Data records
◇ ◇ ◇ ◇ ◇
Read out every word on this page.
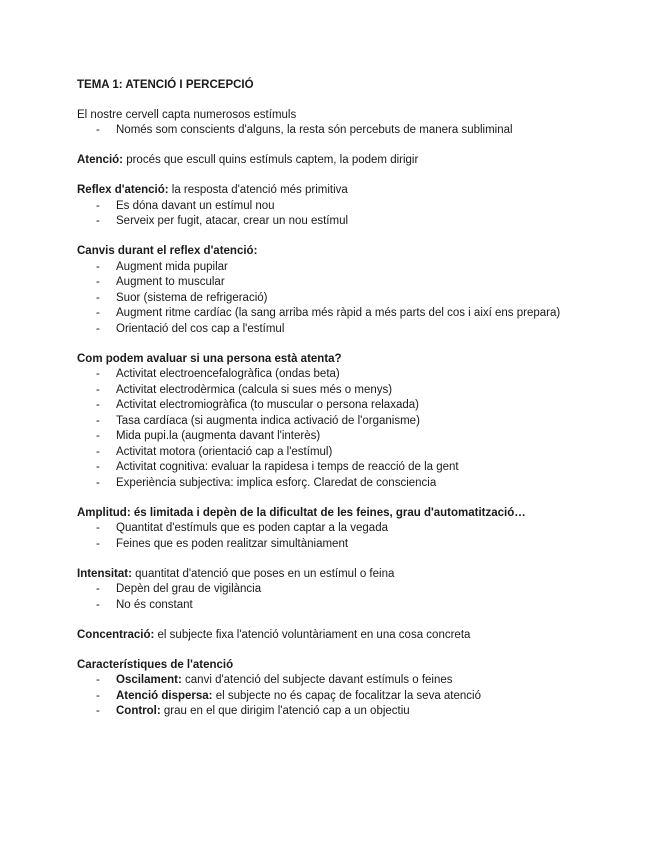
TEMA 1: ATENCIÓ I PERCEPCIÓ
El nostre cervell capta numerosos estímuls
- Només som conscients d'alguns, la resta són percebuts de manera subliminal
Atenció: procés que escull quins estímuls captem, la podem dirigir
Reflex d'atenció: la resposta d'atenció més primitiva
- Es dóna davant un estímul nou
- Serveix per fugit, atacar, crear un nou estímul
Canvis durant el reflex d'atenció:
- Augment mida pupilar
- Augment to muscular
- Suor (sistema de refrigeració)
- Augment ritme cardíac (la sang arriba més ràpid a més parts del cos i així ens prepara)
- Orientació del cos cap a l'estímul
Com podem avaluar si una persona està atenta?
- Activitat electroencefalogràfica (ondas beta)
- Activitat electrodèrmica (calcula si sues més o menys)
- Activitat electromiogràfica (to muscular o persona relaxada)
- Tasa cardíaca (si augmenta indica activació de l'organisme)
- Mida pupi.la (augmenta davant l'interès)
- Activitat motora (orientació cap a l'estímul)
- Activitat cognitiva: evaluar la rapidesa i temps de reacció de la gent
- Experiència subjectiva: implica esforç. Claredat de consciencia
Amplitud: és limitada i depèn de la dificultat de les feines, grau d'automatització…
- Quantitat d'estímuls que es poden captar a la vegada
- Feines que es poden realitzar simultàniament
Intensitat: quantitat d'atenció que poses en un estímul o feina
- Depèn del grau de vigilància
- No és constant
Concentració: el subjecte fixa l'atenció voluntàriament en una cosa concreta
Característiques de l'atenció
- Oscilament: canvi d'atenció del subjecte davant estímuls o feines
- Atenció dispersa: el subjecte no és capaç de focalitzar la seva atenció
- Control: grau en el que dirigim l'atenció cap a un objectiu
◇ ◇ ◇ ◇ ◇
• _Short task_: Wherever "poden" shows up in a line, copy that line.

• _Correct answer_:
- Quantitat d'estímuls que es poden captar a la vegada
- Feines que es poden realitzar simultàniament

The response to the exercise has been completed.